- **EXERCISE DESCRIPTION**
Type out the complete listing below word for word, without its pictures.
*-*-*
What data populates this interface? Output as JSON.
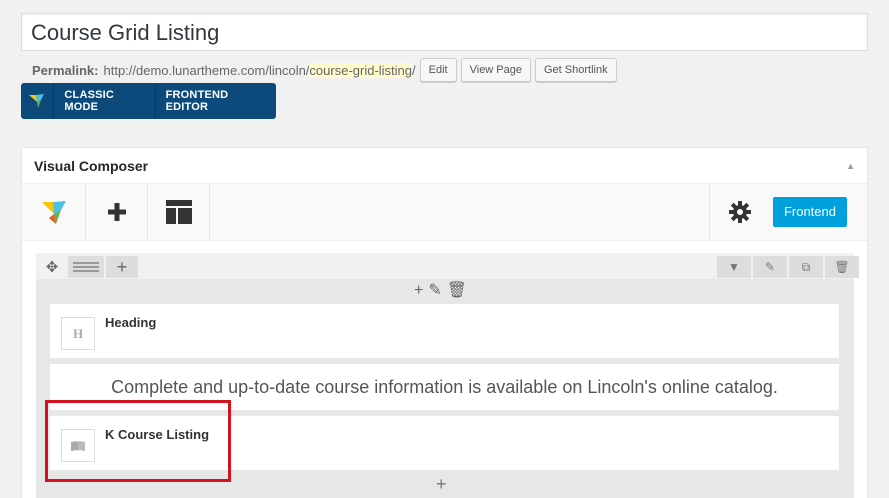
{
  "post_title": "Course Grid Listing",
  "permalink": {
    "label": "Permalink:",
    "base": "http://demo.lunartheme.com/lincoln/",
    "slug": "course-grid-listing",
    "trail": "/",
    "buttons": [
      "Edit",
      "View Page",
      "Get Shortlink"
    ]
  },
  "modes": {
    "classic": "CLASSIC MODE",
    "frontend": "FRONTEND EDITOR"
  },
  "vc": {
    "title": "Visual Composer",
    "frontend_button": "Frontend"
  },
  "elements": {
    "heading": {
      "label": "Heading",
      "icon_letter": "H"
    },
    "text": {
      "content": "Complete and up-to-date course information is available on Lincoln's online catalog."
    },
    "course": {
      "label": "K Course Listing"
    }
  },
  "colors": {
    "mode_bar": "#0b4a7a",
    "frontend": "#00a0dc",
    "highlight": "#d4141c"
  }
}
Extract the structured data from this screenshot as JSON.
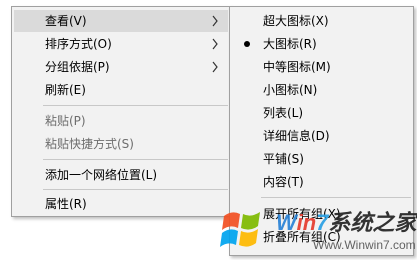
{
  "main_menu": {
    "items": [
      {
        "label": "查看(V)",
        "has_submenu": true,
        "hover": true,
        "disabled": false
      },
      {
        "label": "排序方式(O)",
        "has_submenu": true,
        "hover": false,
        "disabled": false
      },
      {
        "label": "分组依据(P)",
        "has_submenu": true,
        "hover": false,
        "disabled": false
      },
      {
        "label": "刷新(E)",
        "has_submenu": false,
        "hover": false,
        "disabled": false
      },
      {
        "label": "粘贴(P)",
        "has_submenu": false,
        "hover": false,
        "disabled": true
      },
      {
        "label": "粘贴快捷方式(S)",
        "has_submenu": false,
        "hover": false,
        "disabled": true
      },
      {
        "label": "添加一个网络位置(L)",
        "has_submenu": false,
        "hover": false,
        "disabled": false
      },
      {
        "label": "属性(R)",
        "has_submenu": false,
        "hover": false,
        "disabled": false
      }
    ]
  },
  "sub_menu": {
    "items": [
      {
        "label": "超大图标(X)",
        "selected": false
      },
      {
        "label": "大图标(R)",
        "selected": true
      },
      {
        "label": "中等图标(M)",
        "selected": false
      },
      {
        "label": "小图标(N)",
        "selected": false
      },
      {
        "label": "列表(L)",
        "selected": false
      },
      {
        "label": "详细信息(D)",
        "selected": false
      },
      {
        "label": "平铺(S)",
        "selected": false
      },
      {
        "label": "内容(T)",
        "selected": false
      },
      {
        "label": "展开所有组(X)",
        "selected": false
      },
      {
        "label": "折叠所有组(C)",
        "selected": false
      }
    ]
  },
  "watermark": {
    "brand_parts": [
      "W",
      "in",
      "7",
      "系统之家"
    ],
    "url": "Www.Winwin7.com",
    "colors": {
      "w": "#2a83d6",
      "in": "#e53b2d",
      "seven": "#2aa0e4"
    }
  },
  "colors": {
    "menu_background": "#f2f2f2",
    "hover_background": "#dadada",
    "disabled_text": "#6d6d6d",
    "separator": "#c8c8c8"
  }
}
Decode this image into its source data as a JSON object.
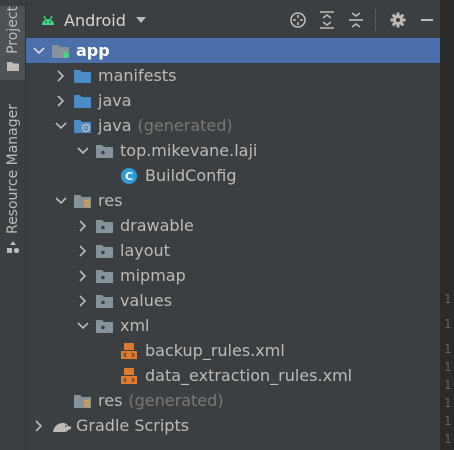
{
  "side_tabs": {
    "project": "Project",
    "resource_manager": "Resource Manager"
  },
  "toolbar": {
    "title": "Android"
  },
  "tree": [
    {
      "label": "app",
      "generated": ""
    },
    {
      "label": "manifests",
      "generated": ""
    },
    {
      "label": "java",
      "generated": ""
    },
    {
      "label": "java",
      "generated": "(generated)"
    },
    {
      "label": "top.mikevane.laji",
      "generated": ""
    },
    {
      "label": "BuildConfig",
      "generated": ""
    },
    {
      "label": "res",
      "generated": ""
    },
    {
      "label": "drawable",
      "generated": ""
    },
    {
      "label": "layout",
      "generated": ""
    },
    {
      "label": "mipmap",
      "generated": ""
    },
    {
      "label": "values",
      "generated": ""
    },
    {
      "label": "xml",
      "generated": ""
    },
    {
      "label": "backup_rules.xml",
      "generated": ""
    },
    {
      "label": "data_extraction_rules.xml",
      "generated": ""
    },
    {
      "label": "res",
      "generated": "(generated)"
    },
    {
      "label": "Gradle Scripts",
      "generated": ""
    }
  ],
  "gutter_digits": [
    "1",
    "1",
    "1",
    "1",
    "1",
    "1",
    "1",
    "1",
    "1"
  ],
  "colors": {
    "background": "#3c3f41",
    "selection": "#4a6fab",
    "folder": "#87939a",
    "source_folder": "#4b8cc5",
    "xml": "#e07a2f",
    "class": "#2f9bd7"
  }
}
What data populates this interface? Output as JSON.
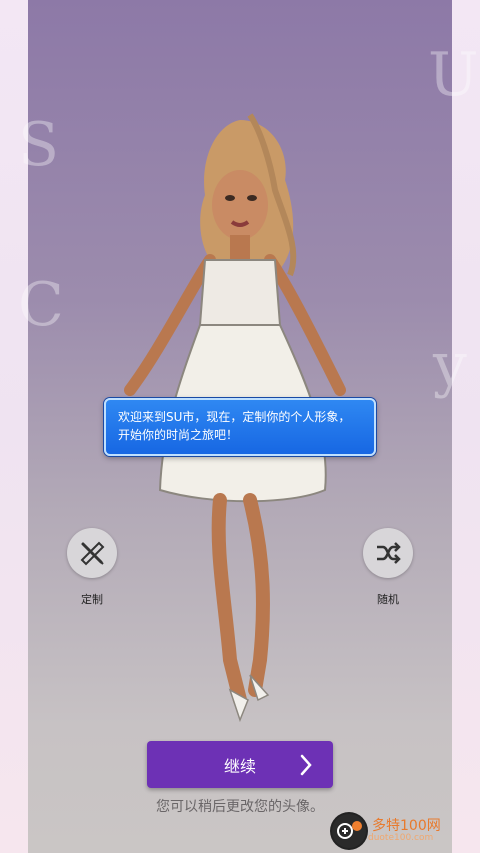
{
  "dialog": {
    "message": "欢迎来到SU市，现在，定制你的个人形象，开始你的时尚之旅吧！"
  },
  "actions": {
    "customize_label": "定制",
    "random_label": "随机"
  },
  "footer": {
    "continue_label": "继续",
    "hint": "您可以稍后更改您的头像。"
  },
  "watermark": {
    "text": "多特100网",
    "sub": "duote100.com"
  },
  "colors": {
    "accent": "#6d31b5",
    "dialog": "#2f88f2"
  }
}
*-*-*
- **TASK RESULT**
What data populates this interface? Output as JSON.
{
  "post_title": "Course Grid Listing",
  "permalink": {
    "label": "Permalink:",
    "base": "http://demo.lunartheme.com/lincoln/",
    "slug": "course-grid-listing",
    "trail": "/",
    "buttons": [
      "Edit",
      "View Page",
      "Get Shortlink"
    ]
  },
  "modes": {
    "classic": "CLASSIC MODE",
    "frontend": "FRONTEND EDITOR"
  },
  "vc": {
    "title": "Visual Composer",
    "frontend_button": "Frontend"
  },
  "elements": {
    "heading": {
      "label": "Heading",
      "icon_letter": "H"
    },
    "text": {
      "content": "Complete and up-to-date course information is available on Lincoln's online catalog."
    },
    "course": {
      "label": "K Course Listing"
    }
  },
  "colors": {
    "mode_bar": "#0b4a7a",
    "frontend": "#00a0dc",
    "highlight": "#d4141c"
  }
}
Extract the structured data from this screenshot as JSON.
{
  "main_menu": {
    "items": [
      {
        "label": "查看(V)",
        "has_submenu": true,
        "hover": true,
        "disabled": false
      },
      {
        "label": "排序方式(O)",
        "has_submenu": true,
        "hover": false,
        "disabled": false
      },
      {
        "label": "分组依据(P)",
        "has_submenu": true,
        "hover": false,
        "disabled": false
      },
      {
        "label": "刷新(E)",
        "has_submenu": false,
        "hover": false,
        "disabled": false
      },
      {
        "label": "粘贴(P)",
        "has_submenu": false,
        "hover": false,
        "disabled": true
      },
      {
        "label": "粘贴快捷方式(S)",
        "has_submenu": false,
        "hover": false,
        "disabled": true
      },
      {
        "label": "添加一个网络位置(L)",
        "has_submenu": false,
        "hover": false,
        "disabled": false
      },
      {
        "label": "属性(R)",
        "has_submenu": false,
        "hover": false,
        "disabled": false
      }
    ]
  },
  "sub_menu": {
    "items": [
      {
        "label": "超大图标(X)",
        "selected": false
      },
      {
        "label": "大图标(R)",
        "selected": true
      },
      {
        "label": "中等图标(M)",
        "selected": false
      },
      {
        "label": "小图标(N)",
        "selected": false
      },
      {
        "label": "列表(L)",
        "selected": false
      },
      {
        "label": "详细信息(D)",
        "selected": false
      },
      {
        "label": "平铺(S)",
        "selected": false
      },
      {
        "label": "内容(T)",
        "selected": false
      },
      {
        "label": "展开所有组(X)",
        "selected": false
      },
      {
        "label": "折叠所有组(C)",
        "selected": false
      }
    ]
  },
  "watermark": {
    "brand_parts": [
      "W",
      "in",
      "7",
      "系统之家"
    ],
    "url": "Www.Winwin7.com",
    "colors": {
      "w": "#2a83d6",
      "in": "#e53b2d",
      "seven": "#2aa0e4"
    }
  },
  "colors": {
    "menu_background": "#f2f2f2",
    "hover_background": "#dadada",
    "disabled_text": "#6d6d6d",
    "separator": "#c8c8c8"
  }
}
Decode this image into its source data as a JSON object.
{
  "side_tabs": {
    "project": "Project",
    "resource_manager": "Resource Manager"
  },
  "toolbar": {
    "title": "Android"
  },
  "tree": [
    {
      "label": "app",
      "generated": ""
    },
    {
      "label": "manifests",
      "generated": ""
    },
    {
      "label": "java",
      "generated": ""
    },
    {
      "label": "java",
      "generated": "(generated)"
    },
    {
      "label": "top.mikevane.laji",
      "generated": ""
    },
    {
      "label": "BuildConfig",
      "generated": ""
    },
    {
      "label": "res",
      "generated": ""
    },
    {
      "label": "drawable",
      "generated": ""
    },
    {
      "label": "layout",
      "generated": ""
    },
    {
      "label": "mipmap",
      "generated": ""
    },
    {
      "label": "values",
      "generated": ""
    },
    {
      "label": "xml",
      "generated": ""
    },
    {
      "label": "backup_rules.xml",
      "generated": ""
    },
    {
      "label": "data_extraction_rules.xml",
      "generated": ""
    },
    {
      "label": "res",
      "generated": "(generated)"
    },
    {
      "label": "Gradle Scripts",
      "generated": ""
    }
  ],
  "gutter_digits": [
    "1",
    "1",
    "1",
    "1",
    "1",
    "1",
    "1",
    "1",
    "1"
  ],
  "colors": {
    "background": "#3c3f41",
    "selection": "#4a6fab",
    "folder": "#87939a",
    "source_folder": "#4b8cc5",
    "xml": "#e07a2f",
    "class": "#2f9bd7"
  }
}
What data populates this interface? Output as JSON.
{
  "dialog": {
    "message": "欢迎来到SU市，现在，定制你的个人形象，开始你的时尚之旅吧！"
  },
  "actions": {
    "customize_label": "定制",
    "random_label": "随机"
  },
  "footer": {
    "continue_label": "继续",
    "hint": "您可以稍后更改您的头像。"
  },
  "watermark": {
    "text": "多特100网",
    "sub": "duote100.com"
  },
  "colors": {
    "accent": "#6d31b5",
    "dialog": "#2f88f2"
  }
}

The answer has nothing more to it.